◆ **GOAL**: All lines featuring the string "ffffff" are to be listed.

◆ **MATERIAL FOR THIS EXERCISE**:

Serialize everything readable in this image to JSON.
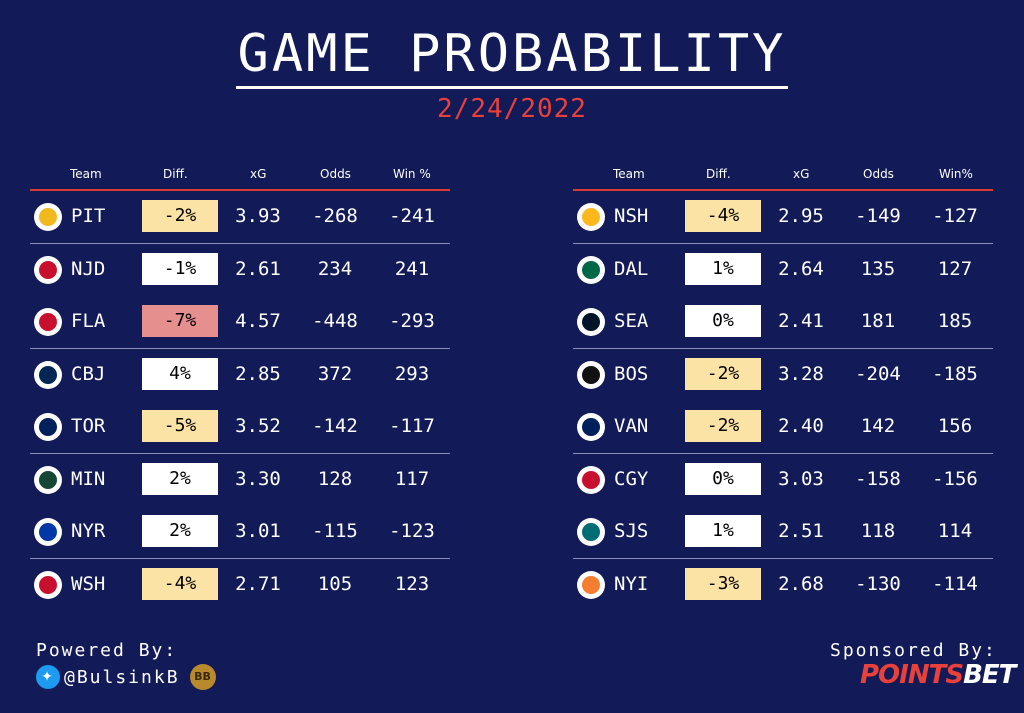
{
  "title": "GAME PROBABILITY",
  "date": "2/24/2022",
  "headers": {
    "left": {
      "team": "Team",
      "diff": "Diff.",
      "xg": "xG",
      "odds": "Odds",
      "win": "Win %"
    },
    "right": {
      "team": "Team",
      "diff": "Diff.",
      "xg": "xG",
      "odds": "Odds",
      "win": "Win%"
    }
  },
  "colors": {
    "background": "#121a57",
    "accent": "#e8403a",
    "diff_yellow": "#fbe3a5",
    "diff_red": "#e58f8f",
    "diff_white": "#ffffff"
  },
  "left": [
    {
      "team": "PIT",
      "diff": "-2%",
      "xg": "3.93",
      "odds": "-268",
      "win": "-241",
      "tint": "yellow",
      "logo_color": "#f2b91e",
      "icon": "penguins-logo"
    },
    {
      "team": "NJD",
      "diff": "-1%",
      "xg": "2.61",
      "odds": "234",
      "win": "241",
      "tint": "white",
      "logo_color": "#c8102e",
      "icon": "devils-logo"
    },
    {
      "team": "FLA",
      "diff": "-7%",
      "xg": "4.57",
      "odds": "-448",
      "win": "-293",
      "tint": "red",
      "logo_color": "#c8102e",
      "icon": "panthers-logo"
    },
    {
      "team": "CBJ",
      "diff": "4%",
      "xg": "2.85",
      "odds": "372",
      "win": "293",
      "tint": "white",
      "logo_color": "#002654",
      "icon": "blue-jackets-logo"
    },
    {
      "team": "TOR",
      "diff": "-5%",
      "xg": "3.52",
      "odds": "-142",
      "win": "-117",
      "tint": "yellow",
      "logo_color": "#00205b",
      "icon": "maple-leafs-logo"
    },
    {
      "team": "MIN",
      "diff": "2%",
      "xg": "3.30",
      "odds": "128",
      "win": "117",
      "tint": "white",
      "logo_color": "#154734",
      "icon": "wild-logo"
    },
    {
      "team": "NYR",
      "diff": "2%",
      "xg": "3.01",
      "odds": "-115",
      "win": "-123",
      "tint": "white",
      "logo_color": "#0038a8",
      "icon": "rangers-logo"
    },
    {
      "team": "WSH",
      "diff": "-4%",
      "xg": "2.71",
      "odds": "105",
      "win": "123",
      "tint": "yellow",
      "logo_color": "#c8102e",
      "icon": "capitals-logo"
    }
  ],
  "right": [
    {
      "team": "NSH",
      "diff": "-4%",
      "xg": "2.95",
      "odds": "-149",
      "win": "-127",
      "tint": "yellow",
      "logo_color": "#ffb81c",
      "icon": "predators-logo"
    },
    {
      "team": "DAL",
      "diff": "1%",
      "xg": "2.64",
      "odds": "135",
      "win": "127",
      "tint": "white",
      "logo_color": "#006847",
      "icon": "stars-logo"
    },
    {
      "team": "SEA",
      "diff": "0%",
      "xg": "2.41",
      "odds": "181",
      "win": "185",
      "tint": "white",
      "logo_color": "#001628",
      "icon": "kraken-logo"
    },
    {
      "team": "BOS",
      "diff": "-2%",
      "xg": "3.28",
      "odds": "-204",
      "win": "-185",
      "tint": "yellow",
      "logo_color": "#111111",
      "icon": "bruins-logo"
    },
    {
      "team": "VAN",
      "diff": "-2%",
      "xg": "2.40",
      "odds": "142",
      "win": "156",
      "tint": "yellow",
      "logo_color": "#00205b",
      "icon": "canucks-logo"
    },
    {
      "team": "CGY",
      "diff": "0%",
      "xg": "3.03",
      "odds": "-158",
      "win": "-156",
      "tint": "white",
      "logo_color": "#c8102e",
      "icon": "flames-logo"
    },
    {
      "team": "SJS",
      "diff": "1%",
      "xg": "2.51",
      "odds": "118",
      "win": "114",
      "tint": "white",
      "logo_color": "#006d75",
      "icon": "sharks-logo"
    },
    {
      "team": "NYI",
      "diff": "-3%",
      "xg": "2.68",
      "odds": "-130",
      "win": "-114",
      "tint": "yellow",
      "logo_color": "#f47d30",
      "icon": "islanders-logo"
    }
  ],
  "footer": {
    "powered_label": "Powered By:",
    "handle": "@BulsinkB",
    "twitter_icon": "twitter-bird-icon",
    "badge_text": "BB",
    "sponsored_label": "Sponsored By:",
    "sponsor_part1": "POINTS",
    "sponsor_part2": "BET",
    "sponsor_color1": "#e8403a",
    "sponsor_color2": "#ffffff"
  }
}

...

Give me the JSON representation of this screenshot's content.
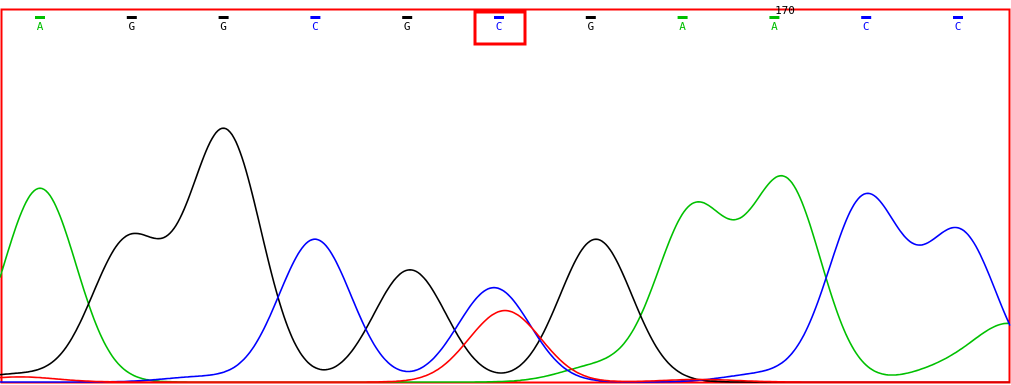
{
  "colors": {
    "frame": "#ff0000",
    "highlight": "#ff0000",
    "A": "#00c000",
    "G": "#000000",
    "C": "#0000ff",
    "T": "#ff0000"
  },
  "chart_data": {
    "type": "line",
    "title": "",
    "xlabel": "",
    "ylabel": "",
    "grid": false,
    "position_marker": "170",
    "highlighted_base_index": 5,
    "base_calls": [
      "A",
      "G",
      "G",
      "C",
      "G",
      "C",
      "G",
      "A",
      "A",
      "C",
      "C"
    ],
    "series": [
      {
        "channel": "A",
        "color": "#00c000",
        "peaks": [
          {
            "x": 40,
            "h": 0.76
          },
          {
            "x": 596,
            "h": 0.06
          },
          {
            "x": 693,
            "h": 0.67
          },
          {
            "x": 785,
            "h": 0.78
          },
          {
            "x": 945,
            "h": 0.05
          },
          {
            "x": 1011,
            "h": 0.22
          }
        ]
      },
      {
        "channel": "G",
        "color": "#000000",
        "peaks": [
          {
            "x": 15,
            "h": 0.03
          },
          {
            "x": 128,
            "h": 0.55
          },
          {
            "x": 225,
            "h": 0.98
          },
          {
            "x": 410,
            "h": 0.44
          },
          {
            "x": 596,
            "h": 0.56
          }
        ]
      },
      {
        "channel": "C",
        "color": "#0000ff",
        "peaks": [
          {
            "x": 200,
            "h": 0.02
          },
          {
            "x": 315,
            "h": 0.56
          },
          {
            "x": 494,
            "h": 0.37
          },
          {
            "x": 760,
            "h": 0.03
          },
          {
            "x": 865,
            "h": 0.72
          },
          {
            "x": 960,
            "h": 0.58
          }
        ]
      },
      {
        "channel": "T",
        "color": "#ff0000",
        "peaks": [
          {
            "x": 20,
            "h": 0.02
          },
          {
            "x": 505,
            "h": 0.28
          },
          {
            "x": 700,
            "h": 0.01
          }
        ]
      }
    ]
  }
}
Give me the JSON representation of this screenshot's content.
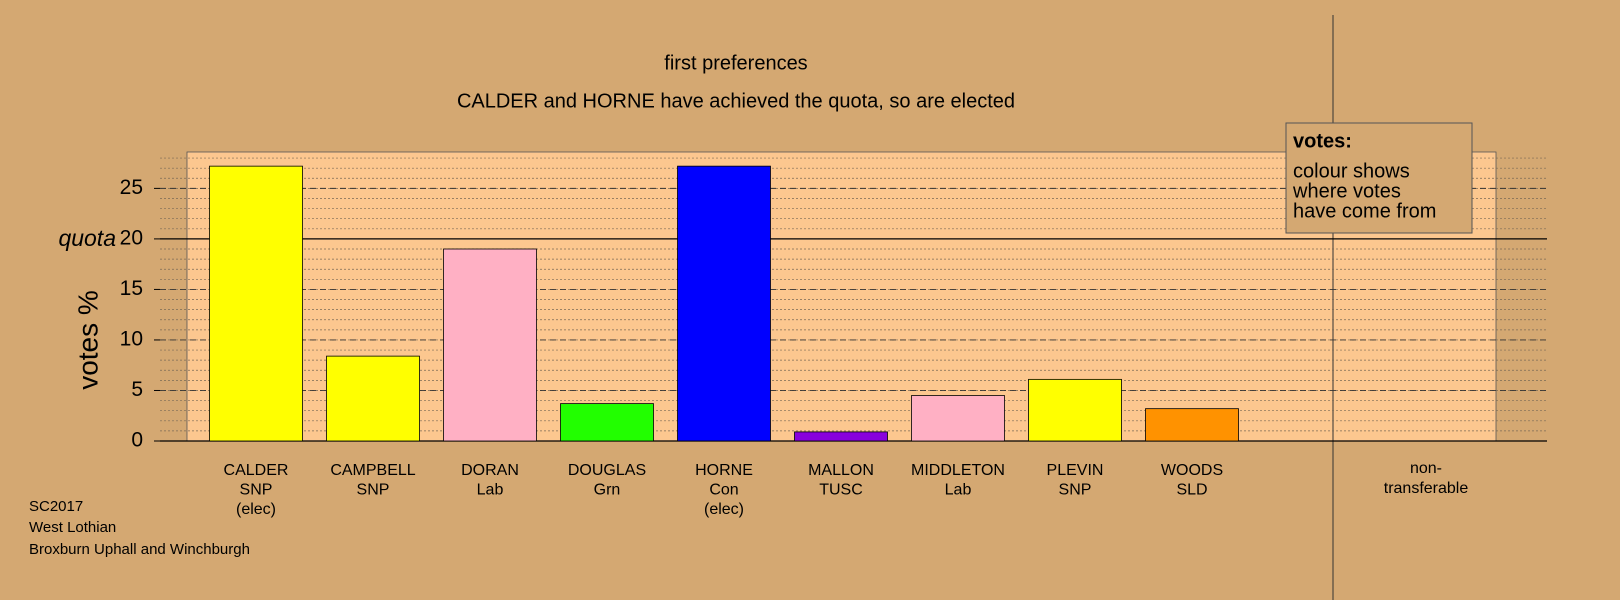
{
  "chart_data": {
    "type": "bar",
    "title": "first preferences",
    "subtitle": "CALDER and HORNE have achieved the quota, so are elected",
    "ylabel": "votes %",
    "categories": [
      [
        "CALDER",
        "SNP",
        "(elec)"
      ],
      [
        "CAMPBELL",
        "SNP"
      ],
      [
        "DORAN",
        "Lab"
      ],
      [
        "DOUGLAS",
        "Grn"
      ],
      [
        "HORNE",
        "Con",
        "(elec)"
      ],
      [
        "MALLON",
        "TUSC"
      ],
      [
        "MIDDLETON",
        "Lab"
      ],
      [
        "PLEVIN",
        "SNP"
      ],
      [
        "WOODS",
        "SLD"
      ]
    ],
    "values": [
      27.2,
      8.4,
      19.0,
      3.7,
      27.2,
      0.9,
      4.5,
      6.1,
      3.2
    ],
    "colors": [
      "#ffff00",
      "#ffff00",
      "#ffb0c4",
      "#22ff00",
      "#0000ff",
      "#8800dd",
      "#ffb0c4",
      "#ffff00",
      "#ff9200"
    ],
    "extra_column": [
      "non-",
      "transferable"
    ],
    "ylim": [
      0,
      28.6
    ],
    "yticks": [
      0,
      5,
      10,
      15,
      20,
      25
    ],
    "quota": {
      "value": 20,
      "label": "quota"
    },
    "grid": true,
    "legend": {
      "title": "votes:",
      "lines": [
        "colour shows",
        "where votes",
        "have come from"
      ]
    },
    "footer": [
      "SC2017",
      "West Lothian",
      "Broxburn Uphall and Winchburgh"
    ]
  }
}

◆ **RESULT**:
    "diff_white": "#ffffff"
    "sponsor_color2": "#ffffff"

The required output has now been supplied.